--- Selected excerpt ---

Very good. Almost bingo. I can live with some manual work during the data entry.
Thanks for the advance notice!
milan
> On Apr 17, 2015, at 11:34, Budulinek <budulinku.dejmihrasku@gmail.com> wrote:
>
> My 5 cents:
> I suspect in the context the UPSERT is misleading.
> What you need is rather a partitioning functionality in terms of what Oracle has.
> You need to break the data in to multiple partitions (based on whatever criteria as for example date range, ip range, etc).
> The DML/query is (that is in Oracle) transparent so you do not care where (ie what partition) the data goes/is physically but the database automatically assigns the data into a correct partition.
This sounds very much like the new Merge Table future in MonetDB.
Selection queries can be made very transparent.
But you need to explicitly specify into which (sub-)table the data should be inserted.
> Of course you have multiple options how treat the particular partition data from the performance perspective - you may want to refresh for example only last month of data. Now if you partition by month you can truncate only one month of data and load it again etc.
>
> I really miss this in MonetDB.
>
> Of course i may be wrong :)
>
> milan
>
> On Apr 17, 2015 11:11 AM, "Ying Zhang" <Y.Zhang@cwi.nl> wrote:
> Hello Shamsul,
>
> > On Apr 16, 2015, at 15:47, shamsul hassan <shamsulbuddy@gmail.com> wrote:
> >
> > there is only one thing which has stopped me for using MonetDB in production is the lack of UPSERT operation.

--- Data section ---

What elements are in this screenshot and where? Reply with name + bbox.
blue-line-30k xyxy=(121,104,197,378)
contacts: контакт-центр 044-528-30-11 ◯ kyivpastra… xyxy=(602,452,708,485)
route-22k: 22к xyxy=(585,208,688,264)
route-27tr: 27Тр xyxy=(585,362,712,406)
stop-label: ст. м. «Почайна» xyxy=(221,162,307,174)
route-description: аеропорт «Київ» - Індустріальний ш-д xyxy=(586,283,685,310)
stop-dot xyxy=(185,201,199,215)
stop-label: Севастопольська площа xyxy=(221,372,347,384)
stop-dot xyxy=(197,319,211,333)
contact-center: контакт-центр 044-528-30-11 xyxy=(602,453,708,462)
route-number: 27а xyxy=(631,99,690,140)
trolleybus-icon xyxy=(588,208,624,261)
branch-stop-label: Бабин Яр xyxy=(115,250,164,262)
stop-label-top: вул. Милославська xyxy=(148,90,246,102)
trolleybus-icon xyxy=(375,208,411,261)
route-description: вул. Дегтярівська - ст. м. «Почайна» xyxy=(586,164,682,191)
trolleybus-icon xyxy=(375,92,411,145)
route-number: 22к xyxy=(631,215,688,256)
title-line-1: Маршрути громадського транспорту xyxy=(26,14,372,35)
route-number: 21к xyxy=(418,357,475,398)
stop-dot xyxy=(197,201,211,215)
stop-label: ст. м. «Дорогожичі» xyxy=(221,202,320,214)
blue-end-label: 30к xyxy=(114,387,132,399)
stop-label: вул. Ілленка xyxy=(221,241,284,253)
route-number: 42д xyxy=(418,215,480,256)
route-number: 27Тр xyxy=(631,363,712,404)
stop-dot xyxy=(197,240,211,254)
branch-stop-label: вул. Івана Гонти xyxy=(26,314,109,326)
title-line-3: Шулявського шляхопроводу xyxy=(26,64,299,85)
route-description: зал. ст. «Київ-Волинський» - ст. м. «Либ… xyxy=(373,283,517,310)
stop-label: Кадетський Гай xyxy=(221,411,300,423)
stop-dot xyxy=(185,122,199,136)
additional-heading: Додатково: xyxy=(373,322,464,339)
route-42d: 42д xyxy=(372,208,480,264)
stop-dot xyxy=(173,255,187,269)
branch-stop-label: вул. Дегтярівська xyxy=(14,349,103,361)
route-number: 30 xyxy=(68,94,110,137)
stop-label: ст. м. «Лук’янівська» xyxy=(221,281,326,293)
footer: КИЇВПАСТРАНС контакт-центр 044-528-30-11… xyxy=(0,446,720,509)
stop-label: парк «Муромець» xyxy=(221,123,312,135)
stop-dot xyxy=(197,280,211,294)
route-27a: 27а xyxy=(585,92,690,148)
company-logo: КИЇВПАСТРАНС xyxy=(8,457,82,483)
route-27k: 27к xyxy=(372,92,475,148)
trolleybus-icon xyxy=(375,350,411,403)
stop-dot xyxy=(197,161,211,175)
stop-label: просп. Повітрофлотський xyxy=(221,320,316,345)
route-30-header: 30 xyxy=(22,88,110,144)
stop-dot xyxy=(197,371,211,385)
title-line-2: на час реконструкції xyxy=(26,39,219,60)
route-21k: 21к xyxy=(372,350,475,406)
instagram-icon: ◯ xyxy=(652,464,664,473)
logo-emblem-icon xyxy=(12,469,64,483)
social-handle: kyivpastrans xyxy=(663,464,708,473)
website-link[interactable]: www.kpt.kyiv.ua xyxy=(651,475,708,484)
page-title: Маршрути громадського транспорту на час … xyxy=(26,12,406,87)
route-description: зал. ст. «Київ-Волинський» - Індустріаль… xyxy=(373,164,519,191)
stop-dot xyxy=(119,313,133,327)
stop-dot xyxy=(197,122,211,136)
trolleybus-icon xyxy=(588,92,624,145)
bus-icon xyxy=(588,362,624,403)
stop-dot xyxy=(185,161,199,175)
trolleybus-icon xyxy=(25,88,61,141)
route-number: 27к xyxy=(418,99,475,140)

---

:: Stated problem 1 ::
In the MonetDB email thread above, set down the passage from "Very good. Almost" up to and including "future in MonetDB.".
:: Stated problem 2 ::
In the MonetDB email thread above, what does shamsul hassan name as the one thing preventing use of MonetDB in production?

:: Correct result 1 ::
Very good. Almost bingo. I can live with some manual work during the data entry.
Thanks for the advance notice!
milan
> On Apr 17, 2015, at 11:34, Budulinek <budulinku.dejmihrasku@gmail.com> wrote:
>
> My 5 cents:
> I suspect in the context the UPSERT is misleading.
> What you need is rather a partitioning functionality in terms of what Oracle has.
> You need to break the data in to multiple partitions (based on whatever criteria as for example date range, ip range, etc).
> The DML/query is (that is in Oracle) transparent so you do not care where (ie what partition) the data goes/is physically but the database automatically assigns the data into a correct partition.
This sounds very much like the new Merge Table future in MonetDB.

:: Correct result 2 ::
The lack of an UPSERT operation.